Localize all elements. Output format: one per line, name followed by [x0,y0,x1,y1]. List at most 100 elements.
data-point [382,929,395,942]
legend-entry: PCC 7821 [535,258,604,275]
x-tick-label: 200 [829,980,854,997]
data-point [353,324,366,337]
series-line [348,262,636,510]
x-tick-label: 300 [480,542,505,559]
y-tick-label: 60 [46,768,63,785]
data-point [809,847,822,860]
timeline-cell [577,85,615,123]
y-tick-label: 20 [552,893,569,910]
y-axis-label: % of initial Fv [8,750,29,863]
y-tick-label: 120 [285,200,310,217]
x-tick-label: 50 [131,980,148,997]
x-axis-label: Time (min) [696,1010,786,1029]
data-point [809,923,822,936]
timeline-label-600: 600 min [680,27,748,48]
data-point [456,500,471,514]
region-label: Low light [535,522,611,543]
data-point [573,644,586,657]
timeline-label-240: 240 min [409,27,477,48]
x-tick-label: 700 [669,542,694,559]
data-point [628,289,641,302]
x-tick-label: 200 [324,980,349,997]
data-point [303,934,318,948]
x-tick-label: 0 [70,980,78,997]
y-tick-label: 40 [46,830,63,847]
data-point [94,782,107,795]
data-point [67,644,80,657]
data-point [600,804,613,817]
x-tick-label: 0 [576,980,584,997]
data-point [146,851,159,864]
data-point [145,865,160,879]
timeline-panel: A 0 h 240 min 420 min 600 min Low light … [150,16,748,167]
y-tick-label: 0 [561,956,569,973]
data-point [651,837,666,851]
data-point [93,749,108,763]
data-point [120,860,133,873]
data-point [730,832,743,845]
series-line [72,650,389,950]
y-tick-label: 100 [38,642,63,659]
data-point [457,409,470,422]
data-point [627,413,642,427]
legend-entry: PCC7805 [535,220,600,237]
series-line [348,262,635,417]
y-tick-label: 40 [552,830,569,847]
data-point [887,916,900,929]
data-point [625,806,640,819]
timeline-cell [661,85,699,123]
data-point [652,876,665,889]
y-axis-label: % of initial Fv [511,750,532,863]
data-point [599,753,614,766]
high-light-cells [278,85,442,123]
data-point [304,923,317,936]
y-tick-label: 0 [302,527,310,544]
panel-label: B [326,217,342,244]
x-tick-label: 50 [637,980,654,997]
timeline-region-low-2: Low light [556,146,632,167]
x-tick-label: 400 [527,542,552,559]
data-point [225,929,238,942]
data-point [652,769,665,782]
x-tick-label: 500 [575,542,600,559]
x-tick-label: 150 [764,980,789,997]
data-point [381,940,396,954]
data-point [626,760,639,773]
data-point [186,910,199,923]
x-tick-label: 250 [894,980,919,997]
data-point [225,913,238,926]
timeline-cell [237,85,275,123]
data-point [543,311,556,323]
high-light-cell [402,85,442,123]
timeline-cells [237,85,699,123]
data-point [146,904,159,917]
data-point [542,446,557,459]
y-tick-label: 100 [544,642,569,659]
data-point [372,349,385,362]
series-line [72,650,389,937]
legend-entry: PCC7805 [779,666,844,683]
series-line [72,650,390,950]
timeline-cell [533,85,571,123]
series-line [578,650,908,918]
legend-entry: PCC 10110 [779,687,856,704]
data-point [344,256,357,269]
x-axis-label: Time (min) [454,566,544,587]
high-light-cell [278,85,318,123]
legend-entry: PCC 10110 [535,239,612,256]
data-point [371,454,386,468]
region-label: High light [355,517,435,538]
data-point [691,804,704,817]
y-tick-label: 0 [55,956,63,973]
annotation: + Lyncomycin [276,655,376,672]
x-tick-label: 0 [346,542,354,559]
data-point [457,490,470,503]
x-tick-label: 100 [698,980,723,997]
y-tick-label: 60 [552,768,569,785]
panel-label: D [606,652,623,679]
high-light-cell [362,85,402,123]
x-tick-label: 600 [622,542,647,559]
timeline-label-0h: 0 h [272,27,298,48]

····················

> **Set task**
Could you extract every line of the material above and reproduce each one verbatim, in its original order?

> **Output for this task**
Localize all elements. Output format: one per line, name followed by [x0,y0,x1,y1]. List at most 100 elements.
data-point [382,929,395,942]
legend-entry: PCC 7821 [535,258,604,275]
x-tick-label: 200 [829,980,854,997]
data-point [353,324,366,337]
series-line [348,262,636,510]
x-tick-label: 300 [480,542,505,559]
y-tick-label: 60 [46,768,63,785]
data-point [809,847,822,860]
timeline-cell [577,85,615,123]
y-tick-label: 20 [552,893,569,910]
y-axis-label: % of initial Fv [8,750,29,863]
y-tick-label: 120 [285,200,310,217]
x-tick-label: 50 [131,980,148,997]
x-axis-label: Time (min) [696,1010,786,1029]
data-point [809,923,822,936]
timeline-label-600: 600 min [680,27,748,48]
data-point [456,500,471,514]
region-label: Low light [535,522,611,543]
data-point [573,644,586,657]
timeline-label-240: 240 min [409,27,477,48]
x-tick-label: 700 [669,542,694,559]
data-point [628,289,641,302]
x-tick-label: 200 [324,980,349,997]
data-point [303,934,318,948]
x-tick-label: 0 [70,980,78,997]
y-tick-label: 40 [46,830,63,847]
data-point [94,782,107,795]
data-point [67,644,80,657]
data-point [600,804,613,817]
x-tick-label: 0 [576,980,584,997]
data-point [146,851,159,864]
data-point [145,865,160,879]
timeline-panel: A 0 h 240 min 420 min 600 min Low light … [150,16,748,167]
y-tick-label: 0 [561,956,569,973]
data-point [651,837,666,851]
data-point [93,749,108,763]
data-point [120,860,133,873]
data-point [730,832,743,845]
series-line [72,650,389,950]
y-tick-label: 100 [38,642,63,659]
data-point [457,409,470,422]
data-point [627,413,642,427]
legend-entry: PCC7805 [535,220,600,237]
series-line [348,262,635,417]
y-tick-label: 40 [552,830,569,847]
data-point [887,916,900,929]
data-point [625,806,640,819]
timeline-cell [661,85,699,123]
data-point [652,876,665,889]
y-axis-label: % of initial Fv [511,750,532,863]
data-point [599,753,614,766]
high-light-cells [278,85,442,123]
data-point [304,923,317,936]
y-tick-label: 0 [302,527,310,544]
panel-label: B [326,217,342,244]
x-tick-label: 50 [637,980,654,997]
timeline-region-low-2: Low light [556,146,632,167]
x-tick-label: 400 [527,542,552,559]
data-point [225,929,238,942]
data-point [652,769,665,782]
x-tick-label: 500 [575,542,600,559]
x-tick-label: 150 [764,980,789,997]
data-point [381,940,396,954]
data-point [626,760,639,773]
data-point [186,910,199,923]
x-tick-label: 250 [894,980,919,997]
data-point [225,913,238,926]
timeline-cell [237,85,275,123]
data-point [543,311,556,323]
high-light-cell [402,85,442,123]
timeline-cells [237,85,699,123]
data-point [146,904,159,917]
data-point [542,446,557,459]
y-tick-label: 100 [544,642,569,659]
data-point [372,349,385,362]
series-line [72,650,389,937]
legend-entry: PCC7805 [779,666,844,683]
series-line [72,650,390,950]
timeline-cell [533,85,571,123]
series-line [578,650,908,918]
legend-entry: PCC 10110 [779,687,856,704]
data-point [344,256,357,269]
x-axis-label: Time (min) [454,566,544,587]
high-light-cell [278,85,318,123]
legend-entry: PCC 10110 [535,239,612,256]
data-point [371,454,386,468]
region-label: High light [355,517,435,538]
data-point [691,804,704,817]
y-tick-label: 0 [55,956,63,973]
annotation: + Lyncomycin [276,655,376,672]
x-tick-label: 0 [346,542,354,559]
data-point [457,490,470,503]
x-tick-label: 100 [698,980,723,997]
y-tick-label: 60 [552,768,569,785]
panel-label: D [606,652,623,679]
high-light-cell [362,85,402,123]
x-tick-label: 600 [622,542,647,559]
timeline-label-0h: 0 h [272,27,298,48]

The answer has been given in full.